Job
Among the records below, find each line that includes the string "JSON" and copy it.

---+---

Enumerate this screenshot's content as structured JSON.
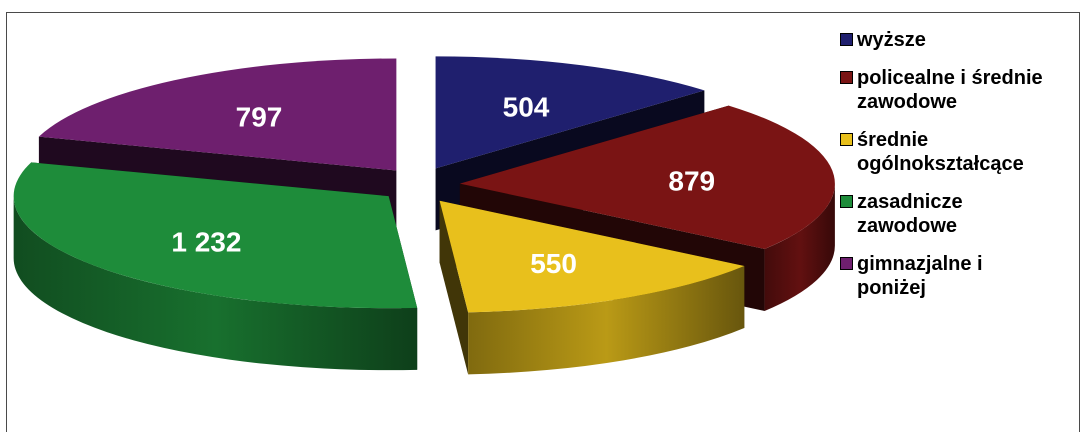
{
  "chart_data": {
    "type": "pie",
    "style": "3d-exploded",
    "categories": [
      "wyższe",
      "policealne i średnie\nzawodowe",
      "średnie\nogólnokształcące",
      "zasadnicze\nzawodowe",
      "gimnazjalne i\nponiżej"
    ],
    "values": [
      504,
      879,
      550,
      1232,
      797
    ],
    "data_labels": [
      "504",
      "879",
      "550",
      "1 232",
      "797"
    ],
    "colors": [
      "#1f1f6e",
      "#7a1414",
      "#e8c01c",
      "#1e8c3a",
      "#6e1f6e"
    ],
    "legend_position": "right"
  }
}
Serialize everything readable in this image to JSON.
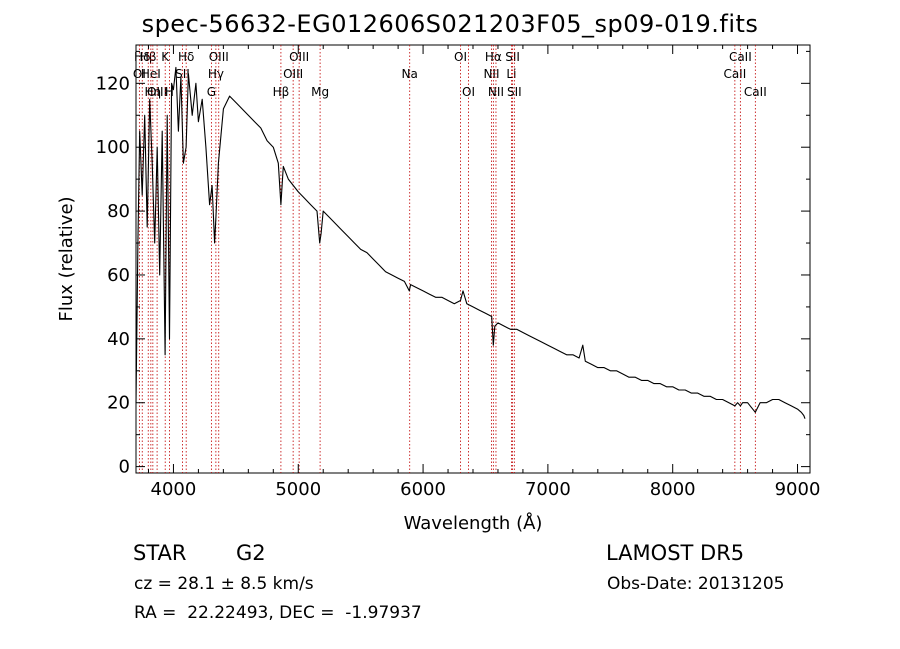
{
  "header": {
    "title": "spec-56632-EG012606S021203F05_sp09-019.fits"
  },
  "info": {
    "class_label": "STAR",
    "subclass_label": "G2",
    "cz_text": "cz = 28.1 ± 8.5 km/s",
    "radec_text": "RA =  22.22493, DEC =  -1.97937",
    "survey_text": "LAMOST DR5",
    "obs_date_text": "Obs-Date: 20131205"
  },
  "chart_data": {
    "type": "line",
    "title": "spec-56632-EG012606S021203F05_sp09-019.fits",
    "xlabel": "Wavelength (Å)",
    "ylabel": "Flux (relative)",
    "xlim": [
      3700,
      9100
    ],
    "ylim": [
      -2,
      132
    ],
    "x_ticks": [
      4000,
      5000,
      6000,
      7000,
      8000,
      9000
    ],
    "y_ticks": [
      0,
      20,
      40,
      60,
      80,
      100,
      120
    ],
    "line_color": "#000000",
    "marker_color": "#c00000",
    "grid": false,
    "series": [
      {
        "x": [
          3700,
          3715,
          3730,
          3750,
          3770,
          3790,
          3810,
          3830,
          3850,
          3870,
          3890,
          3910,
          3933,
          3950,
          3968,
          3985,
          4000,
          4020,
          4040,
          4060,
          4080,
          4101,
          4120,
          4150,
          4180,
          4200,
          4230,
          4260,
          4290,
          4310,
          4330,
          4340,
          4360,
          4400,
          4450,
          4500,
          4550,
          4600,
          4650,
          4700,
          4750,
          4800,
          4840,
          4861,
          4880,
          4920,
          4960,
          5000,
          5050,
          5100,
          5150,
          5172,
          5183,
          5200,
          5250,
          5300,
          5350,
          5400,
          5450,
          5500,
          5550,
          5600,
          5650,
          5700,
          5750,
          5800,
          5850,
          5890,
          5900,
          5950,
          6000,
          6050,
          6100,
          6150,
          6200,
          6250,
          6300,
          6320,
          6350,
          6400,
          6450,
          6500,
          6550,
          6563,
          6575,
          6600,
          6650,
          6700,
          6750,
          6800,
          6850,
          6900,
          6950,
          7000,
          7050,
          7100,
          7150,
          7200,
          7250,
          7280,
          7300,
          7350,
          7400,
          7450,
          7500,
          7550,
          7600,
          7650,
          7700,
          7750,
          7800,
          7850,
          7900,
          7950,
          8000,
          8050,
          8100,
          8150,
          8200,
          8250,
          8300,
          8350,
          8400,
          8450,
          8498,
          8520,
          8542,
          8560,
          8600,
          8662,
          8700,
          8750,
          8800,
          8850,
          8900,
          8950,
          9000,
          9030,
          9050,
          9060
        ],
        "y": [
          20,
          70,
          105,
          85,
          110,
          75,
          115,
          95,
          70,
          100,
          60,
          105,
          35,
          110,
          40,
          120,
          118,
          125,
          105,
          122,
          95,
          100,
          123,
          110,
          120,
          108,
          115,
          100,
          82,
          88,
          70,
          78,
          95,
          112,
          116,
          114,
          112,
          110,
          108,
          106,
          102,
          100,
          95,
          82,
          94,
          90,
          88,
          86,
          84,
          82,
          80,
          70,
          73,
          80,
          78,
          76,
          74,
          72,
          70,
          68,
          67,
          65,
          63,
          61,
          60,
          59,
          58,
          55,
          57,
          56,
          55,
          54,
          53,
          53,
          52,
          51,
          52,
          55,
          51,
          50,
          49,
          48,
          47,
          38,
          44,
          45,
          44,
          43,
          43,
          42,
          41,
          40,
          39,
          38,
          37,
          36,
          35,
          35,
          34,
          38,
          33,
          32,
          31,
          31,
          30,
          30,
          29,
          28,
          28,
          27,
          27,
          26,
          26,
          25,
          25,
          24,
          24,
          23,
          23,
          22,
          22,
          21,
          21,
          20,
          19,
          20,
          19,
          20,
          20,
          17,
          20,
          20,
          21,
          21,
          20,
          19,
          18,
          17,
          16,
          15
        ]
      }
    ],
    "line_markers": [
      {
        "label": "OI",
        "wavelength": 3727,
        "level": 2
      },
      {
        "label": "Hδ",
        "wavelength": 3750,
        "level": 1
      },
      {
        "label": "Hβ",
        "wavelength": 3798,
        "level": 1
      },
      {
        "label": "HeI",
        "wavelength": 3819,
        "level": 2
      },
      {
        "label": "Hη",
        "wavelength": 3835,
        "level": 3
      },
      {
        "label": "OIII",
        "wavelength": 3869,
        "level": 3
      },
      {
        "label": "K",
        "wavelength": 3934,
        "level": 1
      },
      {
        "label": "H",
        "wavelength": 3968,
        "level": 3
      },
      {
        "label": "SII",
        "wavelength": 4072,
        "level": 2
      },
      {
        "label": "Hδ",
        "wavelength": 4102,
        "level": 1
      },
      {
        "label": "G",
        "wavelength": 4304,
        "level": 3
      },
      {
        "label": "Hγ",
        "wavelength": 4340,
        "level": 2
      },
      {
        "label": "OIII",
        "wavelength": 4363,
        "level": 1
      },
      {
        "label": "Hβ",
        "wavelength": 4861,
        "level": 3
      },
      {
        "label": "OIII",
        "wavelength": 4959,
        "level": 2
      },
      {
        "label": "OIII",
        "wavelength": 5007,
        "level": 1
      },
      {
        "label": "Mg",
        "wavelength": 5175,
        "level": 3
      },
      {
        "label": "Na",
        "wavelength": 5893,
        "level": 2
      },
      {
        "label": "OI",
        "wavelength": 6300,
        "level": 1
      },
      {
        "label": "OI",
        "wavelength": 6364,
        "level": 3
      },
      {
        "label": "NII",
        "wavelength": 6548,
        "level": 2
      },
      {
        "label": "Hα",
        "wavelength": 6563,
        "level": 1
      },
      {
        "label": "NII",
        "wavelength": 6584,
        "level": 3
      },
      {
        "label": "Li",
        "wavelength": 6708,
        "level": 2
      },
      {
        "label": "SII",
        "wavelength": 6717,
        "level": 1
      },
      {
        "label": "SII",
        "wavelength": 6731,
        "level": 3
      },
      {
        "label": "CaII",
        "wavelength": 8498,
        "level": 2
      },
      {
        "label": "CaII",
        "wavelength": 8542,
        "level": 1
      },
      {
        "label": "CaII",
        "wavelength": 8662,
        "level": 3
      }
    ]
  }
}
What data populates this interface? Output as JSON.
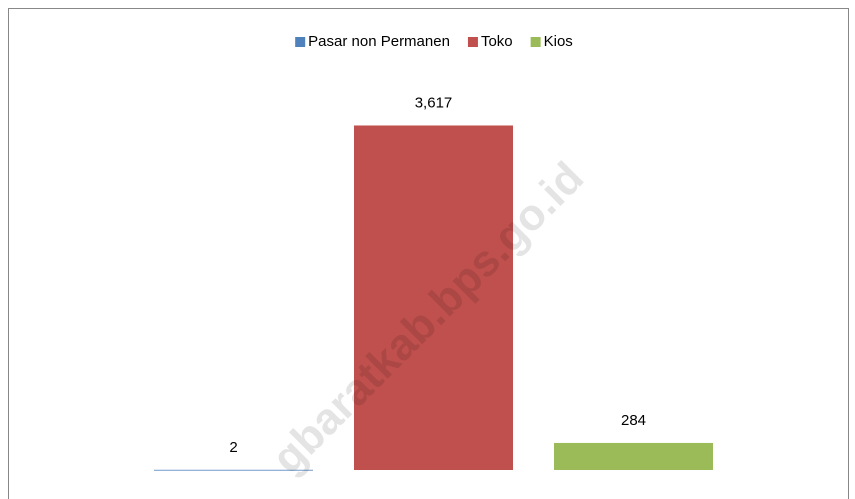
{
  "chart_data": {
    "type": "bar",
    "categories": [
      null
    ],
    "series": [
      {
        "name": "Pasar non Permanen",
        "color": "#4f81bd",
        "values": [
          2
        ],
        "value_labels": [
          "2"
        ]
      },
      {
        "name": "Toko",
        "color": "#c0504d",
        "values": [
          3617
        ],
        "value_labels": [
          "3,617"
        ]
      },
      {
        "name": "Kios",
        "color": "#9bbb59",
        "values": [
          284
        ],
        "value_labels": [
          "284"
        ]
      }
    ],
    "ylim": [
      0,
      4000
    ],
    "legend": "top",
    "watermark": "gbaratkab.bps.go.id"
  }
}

---+---

Solution for this exercise
Enumerate this screenshot's content as structured JSON.
Serialize everything readable in this image to JSON.
What data populates this interface? Output as JSON.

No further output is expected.